Task prompt = Every entry must be copied word for word.

Material supplied =
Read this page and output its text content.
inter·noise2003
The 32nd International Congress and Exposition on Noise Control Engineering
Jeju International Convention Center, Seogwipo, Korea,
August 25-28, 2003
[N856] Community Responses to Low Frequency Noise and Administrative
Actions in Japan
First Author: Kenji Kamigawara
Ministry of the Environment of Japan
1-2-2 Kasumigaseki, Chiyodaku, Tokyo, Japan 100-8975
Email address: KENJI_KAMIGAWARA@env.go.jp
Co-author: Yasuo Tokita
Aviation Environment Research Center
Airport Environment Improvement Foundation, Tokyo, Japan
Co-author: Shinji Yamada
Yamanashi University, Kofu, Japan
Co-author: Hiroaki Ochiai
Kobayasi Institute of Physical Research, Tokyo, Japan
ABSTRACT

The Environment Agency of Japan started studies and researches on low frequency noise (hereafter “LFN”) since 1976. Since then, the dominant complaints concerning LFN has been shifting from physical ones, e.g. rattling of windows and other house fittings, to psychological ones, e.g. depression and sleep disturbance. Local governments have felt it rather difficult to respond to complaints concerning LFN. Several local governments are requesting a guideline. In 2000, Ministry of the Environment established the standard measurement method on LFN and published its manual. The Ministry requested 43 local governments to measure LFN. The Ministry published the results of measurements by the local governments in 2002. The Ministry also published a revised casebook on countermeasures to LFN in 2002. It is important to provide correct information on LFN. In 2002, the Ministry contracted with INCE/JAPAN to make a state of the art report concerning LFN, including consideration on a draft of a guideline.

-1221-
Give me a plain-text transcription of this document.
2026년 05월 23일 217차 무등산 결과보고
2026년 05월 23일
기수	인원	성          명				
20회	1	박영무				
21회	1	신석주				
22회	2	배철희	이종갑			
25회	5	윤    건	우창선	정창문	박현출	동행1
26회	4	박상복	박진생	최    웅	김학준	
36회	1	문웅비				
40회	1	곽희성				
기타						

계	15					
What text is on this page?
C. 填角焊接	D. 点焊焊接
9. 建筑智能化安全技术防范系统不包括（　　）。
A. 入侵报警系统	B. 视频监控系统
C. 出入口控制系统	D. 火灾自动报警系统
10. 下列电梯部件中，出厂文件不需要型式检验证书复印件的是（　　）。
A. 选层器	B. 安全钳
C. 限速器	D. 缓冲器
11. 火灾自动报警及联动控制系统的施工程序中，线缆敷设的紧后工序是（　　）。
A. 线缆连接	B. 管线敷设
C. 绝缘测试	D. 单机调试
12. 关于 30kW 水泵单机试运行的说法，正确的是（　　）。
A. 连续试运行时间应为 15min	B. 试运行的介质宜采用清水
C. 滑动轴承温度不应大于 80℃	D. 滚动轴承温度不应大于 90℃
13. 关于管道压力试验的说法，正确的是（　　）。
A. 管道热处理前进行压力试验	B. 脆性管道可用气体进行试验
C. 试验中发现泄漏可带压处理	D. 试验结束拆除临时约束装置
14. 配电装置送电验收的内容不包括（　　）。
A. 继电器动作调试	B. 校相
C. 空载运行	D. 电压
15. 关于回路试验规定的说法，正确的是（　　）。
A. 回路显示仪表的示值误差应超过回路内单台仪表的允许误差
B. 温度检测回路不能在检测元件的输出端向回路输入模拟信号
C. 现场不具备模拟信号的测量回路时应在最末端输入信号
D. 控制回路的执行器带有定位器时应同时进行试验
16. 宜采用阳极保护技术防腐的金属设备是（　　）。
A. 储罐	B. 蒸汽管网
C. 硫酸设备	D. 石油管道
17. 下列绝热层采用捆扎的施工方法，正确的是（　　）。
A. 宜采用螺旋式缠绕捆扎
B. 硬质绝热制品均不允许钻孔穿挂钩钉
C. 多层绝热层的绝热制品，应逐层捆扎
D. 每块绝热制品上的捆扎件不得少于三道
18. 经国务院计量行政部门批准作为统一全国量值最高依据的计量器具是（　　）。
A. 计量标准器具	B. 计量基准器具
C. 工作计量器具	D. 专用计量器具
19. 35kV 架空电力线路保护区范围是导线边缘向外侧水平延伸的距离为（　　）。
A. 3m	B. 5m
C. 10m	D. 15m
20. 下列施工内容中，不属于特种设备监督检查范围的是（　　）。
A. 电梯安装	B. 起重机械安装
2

Finished task =
Read this page and output its text content.
inter·noise2003
The 32nd International Congress and Exposition on Noise Control Engineering
Jeju International Convention Center, Seogwipo, Korea,
August 25-28, 2003
[N856] Community Responses to Low Frequency Noise and Administrative
Actions in Japan
First Author: Kenji Kamigawara
Ministry of the Environment of Japan
1-2-2 Kasumigaseki, Chiyodaku, Tokyo, Japan 100-8975
Email address: KENJI_KAMIGAWARA@env.go.jp
Co-author: Yasuo Tokita
Aviation Environment Research Center
Airport Environment Improvement Foundation, Tokyo, Japan
Co-author: Shinji Yamada
Yamanashi University, Kofu, Japan
Co-author: Hiroaki Ochiai
Kobayasi Institute of Physical Research, Tokyo, Japan
ABSTRACT

The Environment Agency of Japan started studies and researches on low frequency noise (hereafter “LFN”) since 1976. Since then, the dominant complaints concerning LFN has been shifting from physical ones, e.g. rattling of windows and other house fittings, to psychological ones, e.g. depression and sleep disturbance. Local governments have felt it rather difficult to respond to complaints concerning LFN. Several local governments are requesting a guideline. In 2000, Ministry of the Environment established the standard measurement method on LFN and published its manual. The Ministry requested 43 local governments to measure LFN. The Ministry published the results of measurements by the local governments in 2002. The Ministry also published a revised casebook on countermeasures to LFN in 2002. It is important to provide correct information on LFN. In 2002, the Ministry contracted with INCE/JAPAN to make a state of the art report concerning LFN, including consideration on a draft of a guideline.

-1221-
Give me a plain-text transcription of this document.
2026년 05월 23일 217차 무등산 결과보고
2026년 05월 23일
기수	인원	성          명				
20회	1	박영무				
21회	1	신석주				
22회	2	배철희	이종갑			
25회	5	윤    건	우창선	정창문	박현출	동행1
26회	4	박상복	박진생	최    웅	김학준	
36회	1	문웅비				
40회	1	곽희성				
기타						

계	15					
What text is on this page?
C. 填角焊接	D. 点焊焊接
9. 建筑智能化安全技术防范系统不包括（　　）。
A. 入侵报警系统	B. 视频监控系统
C. 出入口控制系统	D. 火灾自动报警系统
10. 下列电梯部件中，出厂文件不需要型式检验证书复印件的是（　　）。
A. 选层器	B. 安全钳
C. 限速器	D. 缓冲器
11. 火灾自动报警及联动控制系统的施工程序中，线缆敷设的紧后工序是（　　）。
A. 线缆连接	B. 管线敷设
C. 绝缘测试	D. 单机调试
12. 关于 30kW 水泵单机试运行的说法，正确的是（　　）。
A. 连续试运行时间应为 15min	B. 试运行的介质宜采用清水
C. 滑动轴承温度不应大于 80℃	D. 滚动轴承温度不应大于 90℃
13. 关于管道压力试验的说法，正确的是（　　）。
A. 管道热处理前进行压力试验	B. 脆性管道可用气体进行试验
C. 试验中发现泄漏可带压处理	D. 试验结束拆除临时约束装置
14. 配电装置送电验收的内容不包括（　　）。
A. 继电器动作调试	B. 校相
C. 空载运行	D. 电压
15. 关于回路试验规定的说法，正确的是（　　）。
A. 回路显示仪表的示值误差应超过回路内单台仪表的允许误差
B. 温度检测回路不能在检测元件的输出端向回路输入模拟信号
C. 现场不具备模拟信号的测量回路时应在最末端输入信号
D. 控制回路的执行器带有定位器时应同时进行试验
16. 宜采用阳极保护技术防腐的金属设备是（　　）。
A. 储罐	B. 蒸汽管网
C. 硫酸设备	D. 石油管道
17. 下列绝热层采用捆扎的施工方法，正确的是（　　）。
A. 宜采用螺旋式缠绕捆扎
B. 硬质绝热制品均不允许钻孔穿挂钩钉
C. 多层绝热层的绝热制品，应逐层捆扎
D. 每块绝热制品上的捆扎件不得少于三道
18. 经国务院计量行政部门批准作为统一全国量值最高依据的计量器具是（　　）。
A. 计量标准器具	B. 计量基准器具
C. 工作计量器具	D. 专用计量器具
19. 35kV 架空电力线路保护区范围是导线边缘向外侧水平延伸的距离为（　　）。
A. 3m	B. 5m
C. 10m	D. 15m
20. 下列施工内容中，不属于特种设备监督检查范围的是（　　）。
A. 电梯安装	B. 起重机械安装
2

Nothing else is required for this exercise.